Your goal: Without the pictures, repeat the listing character for character.

Given records:
* * *

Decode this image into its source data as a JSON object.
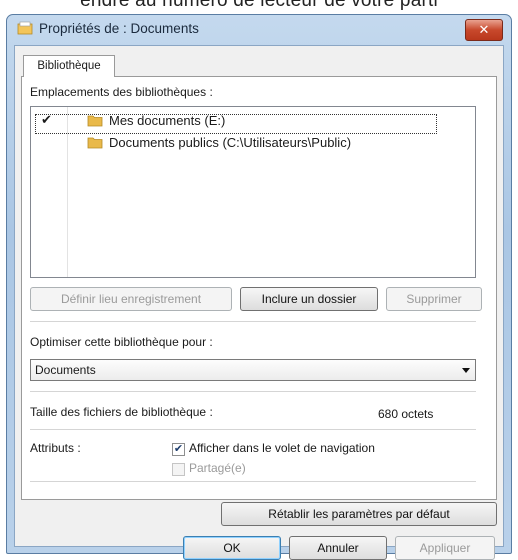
{
  "background_text": "endre au numéro de lecteur de votre parti",
  "window": {
    "title": "Propriétés de : Documents",
    "close_label": "✕"
  },
  "tabs": [
    {
      "label": "Bibliothèque"
    }
  ],
  "locations": {
    "label": "Emplacements des bibliothèques :",
    "items": [
      {
        "checked": true,
        "check_mark": "✔",
        "text": "Mes documents (E:)"
      },
      {
        "checked": false,
        "check_mark": "",
        "text": "Documents publics (C:\\Utilisateurs\\Public)"
      }
    ]
  },
  "buttons": {
    "set_save_location": "Définir lieu enregistrement",
    "include_folder": "Inclure un dossier",
    "remove": "Supprimer"
  },
  "optimize": {
    "label": "Optimiser cette bibliothèque pour :",
    "selected": "Documents"
  },
  "size": {
    "label": "Taille des fichiers de bibliothèque :",
    "value": "680 octets"
  },
  "attributes": {
    "label": "Attributs :",
    "show_in_nav": {
      "label": "Afficher dans le volet de navigation",
      "checked": true,
      "mark": "✔"
    },
    "shared": {
      "label": "Partagé(e)",
      "checked": false,
      "enabled": false
    }
  },
  "restore_defaults": "Rétablir les paramètres par défaut",
  "footer": {
    "ok": "OK",
    "cancel": "Annuler",
    "apply": "Appliquer"
  },
  "colors": {
    "close_button": "#c8492c",
    "folder": "#e9b94a"
  }
}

* * *

Response:
Decode this image into its source data as a JSON object.
{
  "background_text": "endre au numéro de lecteur de votre parti",
  "window": {
    "title": "Propriétés de : Documents",
    "close_label": "✕"
  },
  "tabs": [
    {
      "label": "Bibliothèque"
    }
  ],
  "locations": {
    "label": "Emplacements des bibliothèques :",
    "items": [
      {
        "checked": true,
        "check_mark": "✔",
        "text": "Mes documents (E:)"
      },
      {
        "checked": false,
        "check_mark": "",
        "text": "Documents publics (C:\\Utilisateurs\\Public)"
      }
    ]
  },
  "buttons": {
    "set_save_location": "Définir lieu enregistrement",
    "include_folder": "Inclure un dossier",
    "remove": "Supprimer"
  },
  "optimize": {
    "label": "Optimiser cette bibliothèque pour :",
    "selected": "Documents"
  },
  "size": {
    "label": "Taille des fichiers de bibliothèque :",
    "value": "680 octets"
  },
  "attributes": {
    "label": "Attributs :",
    "show_in_nav": {
      "label": "Afficher dans le volet de navigation",
      "checked": true,
      "mark": "✔"
    },
    "shared": {
      "label": "Partagé(e)",
      "checked": false,
      "enabled": false
    }
  },
  "restore_defaults": "Rétablir les paramètres par défaut",
  "footer": {
    "ok": "OK",
    "cancel": "Annuler",
    "apply": "Appliquer"
  },
  "colors": {
    "close_button": "#c8492c",
    "folder": "#e9b94a"
  }
}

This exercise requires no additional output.